═══ LISTED RECORDS ═══

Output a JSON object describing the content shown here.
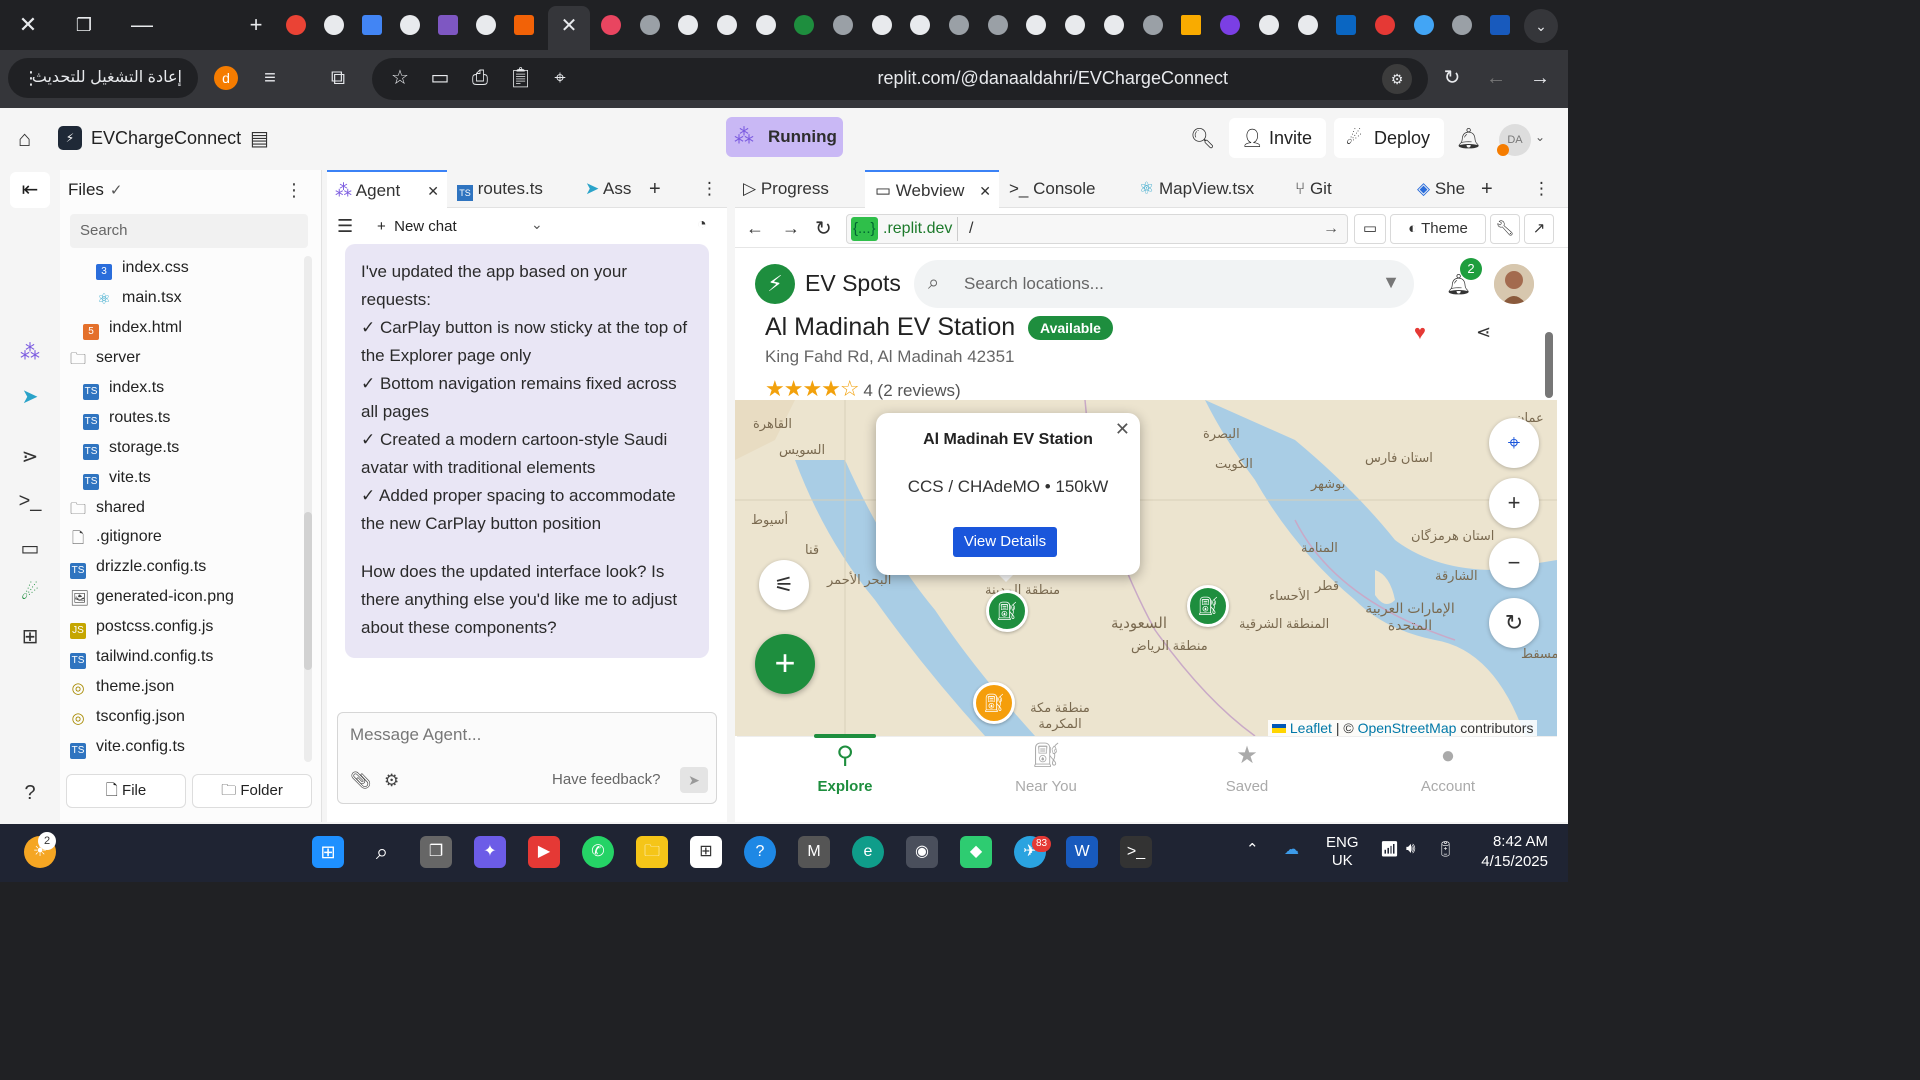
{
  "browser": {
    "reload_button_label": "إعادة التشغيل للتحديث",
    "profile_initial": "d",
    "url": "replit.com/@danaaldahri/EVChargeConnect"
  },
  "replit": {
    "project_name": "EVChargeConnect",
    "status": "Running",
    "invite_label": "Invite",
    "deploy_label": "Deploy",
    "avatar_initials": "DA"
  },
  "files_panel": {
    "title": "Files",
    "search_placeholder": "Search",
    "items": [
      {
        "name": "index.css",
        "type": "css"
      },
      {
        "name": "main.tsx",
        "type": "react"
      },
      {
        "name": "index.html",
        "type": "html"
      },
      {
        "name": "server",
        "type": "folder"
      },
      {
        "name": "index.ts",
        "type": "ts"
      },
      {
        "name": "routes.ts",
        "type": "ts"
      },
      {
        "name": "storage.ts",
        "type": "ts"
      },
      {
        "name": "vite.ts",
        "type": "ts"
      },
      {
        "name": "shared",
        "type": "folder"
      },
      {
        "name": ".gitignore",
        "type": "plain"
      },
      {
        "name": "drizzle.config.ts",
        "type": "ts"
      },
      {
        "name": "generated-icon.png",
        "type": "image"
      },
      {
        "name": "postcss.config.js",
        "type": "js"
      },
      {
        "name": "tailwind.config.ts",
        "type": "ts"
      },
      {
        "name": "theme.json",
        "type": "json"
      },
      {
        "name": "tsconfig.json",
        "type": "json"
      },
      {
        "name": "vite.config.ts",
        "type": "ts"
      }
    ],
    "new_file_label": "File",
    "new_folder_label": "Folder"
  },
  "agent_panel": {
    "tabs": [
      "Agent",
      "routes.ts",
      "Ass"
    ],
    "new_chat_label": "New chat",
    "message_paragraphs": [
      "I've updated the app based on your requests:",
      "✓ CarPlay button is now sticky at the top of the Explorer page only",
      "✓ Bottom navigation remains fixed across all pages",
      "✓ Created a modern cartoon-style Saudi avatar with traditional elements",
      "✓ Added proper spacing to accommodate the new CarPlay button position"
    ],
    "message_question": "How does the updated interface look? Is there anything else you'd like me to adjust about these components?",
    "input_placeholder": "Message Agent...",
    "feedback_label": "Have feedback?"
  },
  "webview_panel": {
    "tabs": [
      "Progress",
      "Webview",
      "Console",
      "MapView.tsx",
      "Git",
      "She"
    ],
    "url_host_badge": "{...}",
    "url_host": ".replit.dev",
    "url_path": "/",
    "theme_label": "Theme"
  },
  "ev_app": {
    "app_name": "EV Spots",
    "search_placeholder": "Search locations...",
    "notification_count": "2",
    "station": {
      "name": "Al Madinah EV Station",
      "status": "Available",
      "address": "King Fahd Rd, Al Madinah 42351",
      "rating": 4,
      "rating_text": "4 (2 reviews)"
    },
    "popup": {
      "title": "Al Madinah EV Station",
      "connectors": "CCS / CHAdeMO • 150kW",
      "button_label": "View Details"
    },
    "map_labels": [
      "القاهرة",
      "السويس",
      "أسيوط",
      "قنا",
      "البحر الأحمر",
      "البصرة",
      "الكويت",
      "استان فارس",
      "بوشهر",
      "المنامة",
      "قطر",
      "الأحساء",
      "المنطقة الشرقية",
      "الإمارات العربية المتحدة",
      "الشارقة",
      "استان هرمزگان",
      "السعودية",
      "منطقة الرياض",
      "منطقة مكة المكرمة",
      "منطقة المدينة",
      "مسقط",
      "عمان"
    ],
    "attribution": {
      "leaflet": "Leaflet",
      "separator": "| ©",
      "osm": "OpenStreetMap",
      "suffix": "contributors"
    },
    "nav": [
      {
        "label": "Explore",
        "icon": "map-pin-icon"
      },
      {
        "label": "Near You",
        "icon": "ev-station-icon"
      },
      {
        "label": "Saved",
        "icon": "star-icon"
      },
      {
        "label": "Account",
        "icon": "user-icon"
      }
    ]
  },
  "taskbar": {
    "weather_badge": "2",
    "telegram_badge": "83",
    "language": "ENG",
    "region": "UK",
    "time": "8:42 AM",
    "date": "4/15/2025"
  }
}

═══

• WHAT YOU HAVE TO DO
Copy all lines from the material that contain "replit".

• TASK RESULT
    "url": "replit.com/@danaaldahri/EVChargeConnect"
  "replit": {
    "url_host": ".replit.dev",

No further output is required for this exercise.